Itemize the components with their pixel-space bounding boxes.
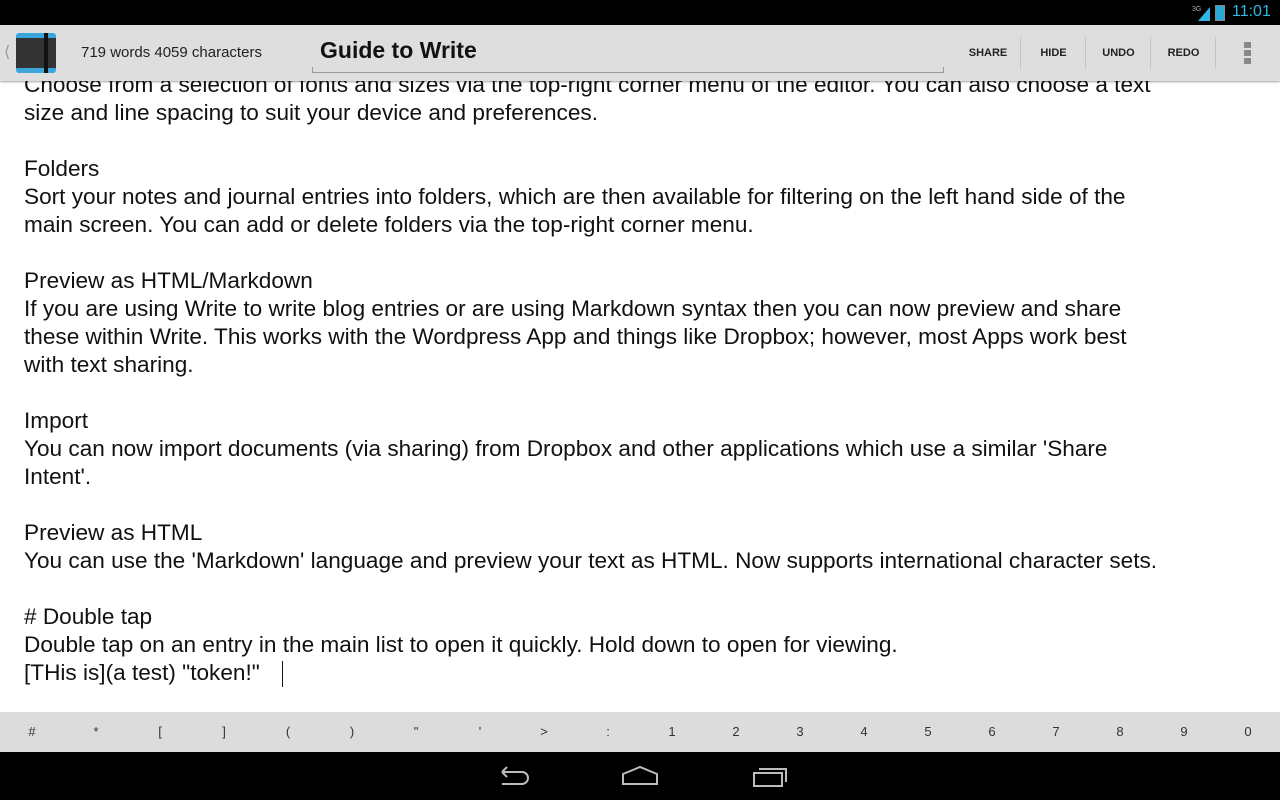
symbol-key[interactable]: 7 [1024, 712, 1088, 752]
hide-button[interactable]: HIDE [1021, 25, 1086, 81]
symbol-key[interactable]: ] [192, 712, 256, 752]
text-line: You can use the 'Markdown' language and … [24, 547, 1280, 575]
text-line: Preview as HTML [24, 519, 1280, 547]
text-line [24, 575, 1280, 603]
title-input[interactable]: Guide to Write [312, 37, 944, 73]
line-text: You can now import documents (via sharin… [24, 436, 1108, 461]
text-line: [THis is](a test) "token!" [24, 659, 1280, 688]
text-line: Folders [24, 155, 1280, 183]
line-text: Sort your notes and journal entries into… [24, 184, 1126, 209]
text-line: Preview as HTML/Markdown [24, 267, 1280, 295]
back-chevron-icon[interactable]: ⟨ [4, 42, 10, 62]
symbol-key[interactable]: 3 [768, 712, 832, 752]
navigation-bar [0, 752, 1280, 800]
word-count: 719 words 4059 characters [81, 44, 262, 61]
share-button[interactable]: SHARE [955, 25, 1021, 81]
text-line: size and line spacing to suit your devic… [24, 99, 1280, 127]
line-text: these within Write. This works with the … [24, 324, 1127, 349]
symbol-key[interactable]: > [512, 712, 576, 752]
line-text: Double tap on an entry in the main list … [24, 632, 898, 657]
symbol-key-row: # *[]() " ' >:1 2 3 4 5 6 7 8 9 0 [0, 712, 1280, 752]
editor-textarea[interactable]: Choose from a selection of fonts and siz… [24, 71, 1280, 688]
symbol-key[interactable]: 9 [1152, 712, 1216, 752]
svg-text:3G: 3G [1192, 6, 1201, 13]
symbol-key[interactable]: * [64, 712, 128, 752]
symbol-key[interactable]: 4 [832, 712, 896, 752]
text-line: main screen. You can add or delete folde… [24, 211, 1280, 239]
symbol-key[interactable]: " [384, 712, 448, 752]
recent-apps-icon[interactable] [750, 764, 790, 788]
line-text: Preview as HTML/Markdown [24, 268, 313, 293]
app-logo-icon[interactable] [16, 33, 56, 73]
text-line: these within Write. This works with the … [24, 323, 1280, 351]
signal-icon: 3G [1192, 6, 1210, 21]
text-line: If you are using Write to write blog ent… [24, 295, 1280, 323]
line-text: with text sharing. [24, 352, 194, 377]
battery-icon [1215, 5, 1225, 21]
status-bar: 3G 11:01 [0, 0, 1280, 25]
text-line [24, 379, 1280, 407]
text-line [24, 127, 1280, 155]
line-text: size and line spacing to suit your devic… [24, 100, 598, 125]
symbol-key[interactable]: 1 [640, 712, 704, 752]
line-text: # Double tap [24, 604, 153, 629]
divider [1215, 37, 1216, 69]
line-text: Preview as HTML [24, 520, 203, 545]
text-line: Import [24, 407, 1280, 435]
line-text: [THis is](a test) "token!" [24, 660, 260, 685]
line-text: Intent'. [24, 464, 92, 489]
symbol-key[interactable]: ) [320, 712, 384, 752]
overflow-menu-icon[interactable] [1244, 42, 1251, 64]
symbol-key[interactable]: ' [448, 712, 512, 752]
undo-button[interactable]: UNDO [1086, 25, 1151, 81]
symbol-key[interactable]: 2 [704, 712, 768, 752]
symbol-key[interactable]: : [576, 712, 640, 752]
text-line: # Double tap [24, 603, 1280, 631]
text-line: Sort your notes and journal entries into… [24, 183, 1280, 211]
back-icon[interactable] [494, 764, 530, 788]
home-icon[interactable] [620, 764, 660, 788]
line-text: If you are using Write to write blog ent… [24, 296, 1122, 321]
symbol-key[interactable]: 6 [960, 712, 1024, 752]
text-line: Double tap on an entry in the main list … [24, 631, 1280, 659]
text-line: Intent'. [24, 463, 1280, 491]
text-line [24, 239, 1280, 267]
line-text: Import [24, 408, 89, 433]
symbol-key[interactable]: 0 [1216, 712, 1280, 752]
action-bar: ⟨ 719 words 4059 characters Guide to Wri… [0, 25, 1280, 81]
symbol-key[interactable]: [ [128, 712, 192, 752]
line-text: main screen. You can add or delete folde… [24, 212, 754, 237]
text-line: with text sharing. [24, 351, 1280, 379]
text-line: You can now import documents (via sharin… [24, 435, 1280, 463]
clock: 11:01 [1232, 3, 1271, 20]
line-text: You can use the 'Markdown' language and … [24, 548, 1158, 573]
symbol-key[interactable]: 5 [896, 712, 960, 752]
redo-button[interactable]: REDO [1151, 25, 1216, 81]
symbol-key[interactable]: 8 [1088, 712, 1152, 752]
line-text: Folders [24, 156, 100, 181]
text-line [24, 491, 1280, 519]
symbol-key[interactable]: # [0, 712, 64, 752]
text-cursor [281, 661, 283, 688]
symbol-key[interactable]: ( [256, 712, 320, 752]
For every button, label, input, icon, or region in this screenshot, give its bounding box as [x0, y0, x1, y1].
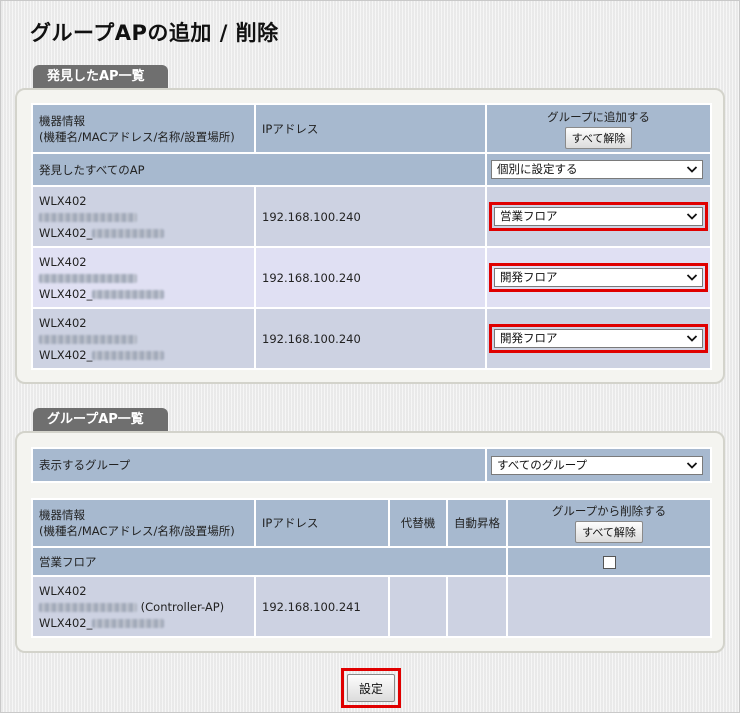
model-name: WLX402: [39, 254, 87, 269]
ip-address: 192.168.100.241: [254, 575, 390, 638]
device-info-cell: WLX402 WLX402_: [31, 307, 256, 370]
discovered-header-row: 機器情報 (機種名/MACアドレス/名称/設置場所) IPアドレス グループに追…: [31, 103, 712, 154]
add-to-group-header: グループに追加する すべて解除: [485, 103, 712, 154]
device-info-cell: WLX402 (Controller-AP) WLX402_: [31, 575, 256, 638]
group-filter-table: 表示するグループ すべてのグループ: [31, 447, 712, 483]
discovered-ap-tab: 発見したAP一覧: [33, 65, 168, 89]
device-name-prefix: WLX402_: [39, 347, 93, 362]
device-info-header: 機器情報 (機種名/MACアドレス/名称/設置場所): [31, 498, 256, 548]
group-select-highlight: 開発フロア: [489, 263, 708, 292]
device-name-redacted: [92, 289, 165, 299]
all-ap-row: 発見したすべてのAP 個別に設定する: [31, 152, 712, 187]
clear-all-button[interactable]: すべて解除: [564, 126, 633, 149]
device-info-label: 機器情報: [39, 113, 85, 128]
device-role: (Controller-AP): [140, 599, 225, 614]
group-select[interactable]: 開発フロア: [494, 268, 703, 287]
device-name-prefix: WLX402_: [39, 286, 93, 301]
discovered-row: WLX402 WLX402_ 192.168.100.240 営業フロア: [31, 185, 712, 248]
mac-address-redacted: [39, 331, 248, 347]
device-info-cell: WLX402 WLX402_: [31, 246, 256, 309]
device-name-prefix: WLX402_: [39, 615, 93, 630]
discovered-row: WLX402 WLX402_ 192.168.100.240 開発フロア: [31, 246, 712, 309]
chevron-down-icon: [686, 335, 698, 342]
device-name-redacted: [92, 350, 165, 360]
group-ap-tab: グループAP一覧: [33, 408, 168, 432]
group-ap-table: 機器情報 (機種名/MACアドレス/名称/設置場所) IPアドレス 代替機 自動…: [31, 498, 712, 638]
group-select[interactable]: 営業フロア: [494, 207, 703, 226]
chevron-down-icon: [686, 274, 698, 281]
add-to-group-label: グループに追加する: [547, 109, 650, 124]
remove-from-group-label: グループから削除する: [551, 504, 667, 518]
device-name-redacted: [92, 228, 165, 238]
device-info-header: 機器情報 (機種名/MACアドレス/名称/設置場所): [31, 103, 256, 154]
chevron-down-icon: [686, 213, 698, 220]
ip-address: 192.168.100.240: [254, 307, 487, 370]
discovered-row: WLX402 WLX402_ 192.168.100.240 開発フロア: [31, 307, 712, 370]
submit-button[interactable]: 設定: [347, 674, 395, 702]
chevron-down-icon: [686, 166, 698, 173]
remove-cell: [506, 575, 712, 638]
group-name: 営業フロア: [31, 546, 508, 577]
clear-all-button[interactable]: すべて解除: [575, 521, 643, 543]
auto-promote-header: 自動昇格: [446, 498, 508, 548]
show-group-label: 表示するグループ: [31, 447, 487, 483]
device-name-prefix: WLX402_: [39, 225, 93, 240]
all-ap-label: 発見したすべてのAP: [31, 152, 487, 187]
mac-address-redacted: [39, 602, 137, 612]
ip-address: 192.168.100.240: [254, 185, 487, 248]
show-group-select[interactable]: すべてのグループ: [491, 455, 703, 475]
page-title: グループAPの追加 / 削除: [30, 21, 279, 45]
ip-address: 192.168.100.240: [254, 246, 487, 309]
device-name-redacted: [92, 618, 165, 628]
group-select[interactable]: 開発フロア: [494, 329, 703, 348]
mac-address-redacted: [39, 209, 248, 225]
device-info-cell: WLX402 WLX402_: [31, 185, 256, 248]
group-ap-row: WLX402 (Controller-AP) WLX402_ 192.168.1…: [31, 575, 712, 638]
remove-group-checkbox[interactable]: [602, 555, 616, 569]
model-name: WLX402: [39, 193, 87, 208]
ip-header: IPアドレス: [254, 498, 390, 548]
chevron-down-icon: [686, 461, 698, 469]
auto-promote-cell: [446, 575, 508, 638]
group-filter-row: 表示するグループ すべてのグループ: [31, 447, 712, 483]
model-name: WLX402: [39, 583, 87, 598]
device-info-sublabel: (機種名/MACアドレス/名称/設置場所): [39, 524, 235, 538]
device-info-sublabel: (機種名/MACアドレス/名称/設置場所): [39, 129, 235, 144]
alternate-header: 代替機: [388, 498, 448, 548]
all-ap-select[interactable]: 個別に設定する: [491, 160, 703, 179]
group-ap-header-row: 機器情報 (機種名/MACアドレス/名称/設置場所) IPアドレス 代替機 自動…: [31, 498, 712, 548]
mac-address-redacted: [39, 270, 248, 286]
submit-highlight: 設定: [341, 668, 401, 708]
ip-header: IPアドレス: [254, 103, 487, 154]
group-name-row: 営業フロア: [31, 546, 712, 577]
group-select-highlight: 営業フロア: [489, 202, 708, 231]
remove-from-group-header: グループから削除する すべて解除: [506, 498, 712, 548]
model-name: WLX402: [39, 315, 87, 330]
device-info-label: 機器情報: [39, 508, 85, 522]
discovered-ap-table: 機器情報 (機種名/MACアドレス/名称/設置場所) IPアドレス グループに追…: [31, 103, 712, 370]
alternate-cell: [388, 575, 448, 638]
group-select-highlight: 開発フロア: [489, 324, 708, 353]
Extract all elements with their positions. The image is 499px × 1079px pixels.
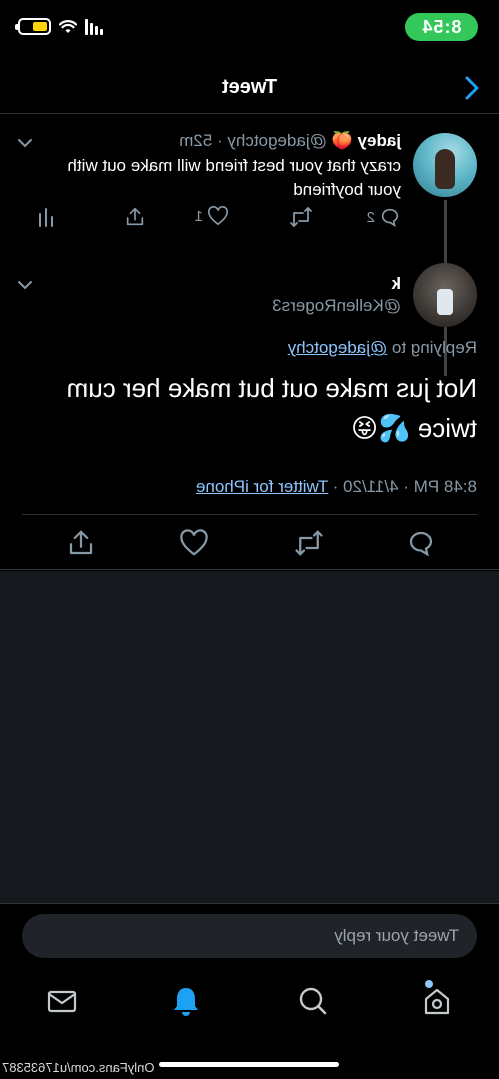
watermark: OnlyFans.com/u17635387 [2, 1060, 155, 1075]
chevron-down-icon[interactable] [16, 276, 34, 294]
status-icons [18, 18, 103, 35]
separator: · [216, 131, 223, 150]
replying-to: Replying to @jadegotchy [288, 338, 477, 358]
reply-icon [381, 208, 399, 227]
signal-icon [85, 18, 103, 35]
screen: 8:54 Tweet jadey 🍑 @jadegotchy · 52m cra… [0, 0, 499, 1079]
tweet-meta: 8:48 PM · 4/11/20 · Twitter for iPhone [196, 477, 477, 497]
status-bar: 8:54 [0, 0, 499, 54]
wifi-icon [59, 19, 77, 33]
separator: · [332, 477, 339, 496]
empty-area [0, 571, 499, 903]
tweet-actions: 2 1 [20, 206, 401, 234]
share-button[interactable] [124, 206, 146, 228]
like-count: 1 [194, 207, 203, 225]
search-icon[interactable] [295, 984, 329, 1018]
tweet-text: Not jus make out but make her cum twice … [37, 368, 477, 448]
like-button[interactable]: 1 [195, 206, 229, 226]
tweet-date: 4/11/20 [343, 477, 399, 496]
retweet-icon[interactable] [294, 528, 324, 558]
tweet-actions [0, 528, 499, 558]
nav-bar: Tweet [0, 62, 499, 114]
separator: · [403, 477, 409, 496]
analytics-icon [39, 208, 53, 227]
retweet-icon [290, 206, 312, 228]
tweet-emojis: 💦😝 [351, 413, 411, 443]
avatar[interactable] [413, 133, 477, 197]
replying-label: Replying to [391, 338, 477, 357]
heart-icon [208, 206, 228, 226]
reply-icon[interactable] [406, 528, 436, 558]
reply-button[interactable]: 2 [367, 206, 401, 228]
avatar[interactable] [413, 263, 477, 327]
page-title: Tweet [221, 76, 278, 98]
share-icon [126, 207, 144, 226]
user-name[interactable]: k [392, 274, 401, 294]
notifications-icon[interactable] [169, 984, 203, 1018]
tweet-header: jadey 🍑 @jadegotchy · 52m [179, 131, 401, 151]
home-icon[interactable] [420, 984, 454, 1018]
name-emoji: 🍑 [331, 131, 353, 150]
main-tweet: k @KellenRogers3 Replying to @jadegotchy… [0, 258, 499, 570]
battery-icon [18, 18, 51, 35]
reply-bar [0, 903, 499, 965]
user-name[interactable]: jadey [358, 131, 401, 150]
user-handle[interactable]: @KellenRogers3 [272, 296, 401, 316]
user-handle[interactable]: @jadegotchy [227, 131, 327, 150]
analytics-button[interactable] [37, 206, 55, 228]
replying-handle-link[interactable]: @jadegotchy [288, 338, 388, 357]
home-indicator[interactable] [159, 1062, 339, 1067]
share-icon[interactable] [66, 528, 96, 558]
parent-tweet[interactable]: jadey 🍑 @jadegotchy · 52m crazy that you… [0, 120, 499, 376]
chevron-down-icon[interactable] [16, 134, 34, 152]
status-time: 8:54 [405, 13, 478, 41]
retweet-button[interactable] [289, 206, 313, 228]
messages-icon[interactable] [45, 984, 79, 1018]
reply-count: 2 [366, 208, 375, 226]
tweet-text: crazy that your best friend will make ou… [67, 156, 401, 199]
tweet-source-link[interactable]: Twitter for iPhone [196, 477, 328, 496]
heart-icon[interactable] [179, 528, 209, 558]
tweet-time: 8:48 PM [413, 477, 477, 496]
notification-dot [425, 980, 433, 988]
tweet-body: Not jus make out but make her cum twice [66, 373, 477, 443]
reply-input[interactable] [22, 914, 477, 958]
tweet-age: 52m [179, 131, 213, 150]
divider [22, 514, 477, 515]
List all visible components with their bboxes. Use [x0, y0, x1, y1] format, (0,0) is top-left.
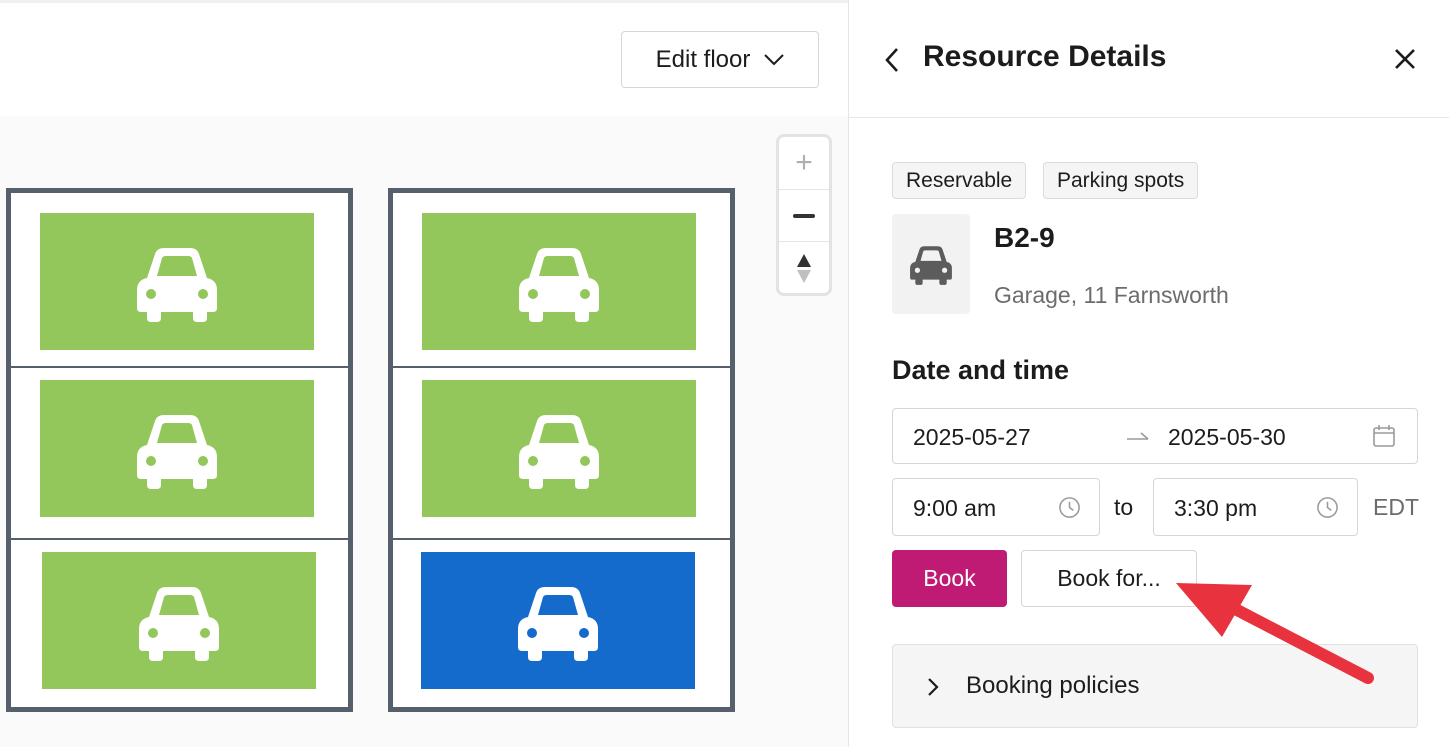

→ **SHORT PROBLEM**:
Give again, line for line, the data between the lines holding "model-name: WLX402: [39, 254, 87, 269]" and "device-name-prefix: WLX402_: [39, 347, 93, 362]", inclusive.

→ **REPLY TO THE TASK**:
model-name: WLX402: [39, 254, 87, 269]
ip-address: 192.168.100.241: [254, 575, 390, 638]
device-info-cell: WLX402 WLX402_: [31, 307, 256, 370]
discovered-header-row: 機器情報 (機種名/MACアドレス/名称/設置場所) IPアドレス グループに追…: [31, 103, 712, 154]
add-to-group-header: グループに追加する すべて解除: [485, 103, 712, 154]
device-info-cell: WLX402 (Controller-AP) WLX402_: [31, 575, 256, 638]
group-filter-table: 表示するグループ すべてのグループ: [31, 447, 712, 483]
discovered-ap-tab: 発見したAP一覧: [33, 65, 168, 89]
device-name-prefix: WLX402_: [39, 347, 93, 362]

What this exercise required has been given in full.